■ **THE DATA**:
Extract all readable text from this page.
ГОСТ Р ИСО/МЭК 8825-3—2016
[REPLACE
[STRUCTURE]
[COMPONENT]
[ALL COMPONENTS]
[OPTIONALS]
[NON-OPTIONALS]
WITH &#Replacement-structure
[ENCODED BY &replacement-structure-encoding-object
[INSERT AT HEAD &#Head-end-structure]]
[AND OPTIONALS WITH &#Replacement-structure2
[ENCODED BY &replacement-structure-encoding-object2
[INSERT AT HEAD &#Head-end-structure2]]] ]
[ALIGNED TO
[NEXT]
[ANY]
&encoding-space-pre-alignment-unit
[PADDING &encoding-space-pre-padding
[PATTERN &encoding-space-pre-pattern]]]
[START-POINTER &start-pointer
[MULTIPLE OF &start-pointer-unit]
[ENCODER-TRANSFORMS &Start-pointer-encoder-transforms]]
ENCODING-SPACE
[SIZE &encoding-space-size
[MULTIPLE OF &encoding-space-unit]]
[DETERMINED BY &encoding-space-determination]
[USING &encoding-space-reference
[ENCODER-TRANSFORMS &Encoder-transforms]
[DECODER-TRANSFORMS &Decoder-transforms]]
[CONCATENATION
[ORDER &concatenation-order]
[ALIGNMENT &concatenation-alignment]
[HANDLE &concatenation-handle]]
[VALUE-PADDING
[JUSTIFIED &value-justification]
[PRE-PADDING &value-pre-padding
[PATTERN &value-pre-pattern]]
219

■ **AIM**: Set down all of the data above, word for word.

■ **THE REPLY**:
Extract all readable text from this page.
ГОСТ Р ИСО/МЭК 8825-3—2016
[REPLACE
[STRUCTURE]
[COMPONENT]
[ALL COMPONENTS]
[OPTIONALS]
[NON-OPTIONALS]
WITH &#Replacement-structure
[ENCODED BY &replacement-structure-encoding-object
[INSERT AT HEAD &#Head-end-structure]]
[AND OPTIONALS WITH &#Replacement-structure2
[ENCODED BY &replacement-structure-encoding-object2
[INSERT AT HEAD &#Head-end-structure2]]] ]
[ALIGNED TO
[NEXT]
[ANY]
&encoding-space-pre-alignment-unit
[PADDING &encoding-space-pre-padding
[PATTERN &encoding-space-pre-pattern]]]
[START-POINTER &start-pointer
[MULTIPLE OF &start-pointer-unit]
[ENCODER-TRANSFORMS &Start-pointer-encoder-transforms]]
ENCODING-SPACE
[SIZE &encoding-space-size
[MULTIPLE OF &encoding-space-unit]]
[DETERMINED BY &encoding-space-determination]
[USING &encoding-space-reference
[ENCODER-TRANSFORMS &Encoder-transforms]
[DECODER-TRANSFORMS &Decoder-transforms]]
[CONCATENATION
[ORDER &concatenation-order]
[ALIGNMENT &concatenation-alignment]
[HANDLE &concatenation-handle]]
[VALUE-PADDING
[JUSTIFIED &value-justification]
[PRE-PADDING &value-pre-padding
[PATTERN &value-pre-pattern]]
219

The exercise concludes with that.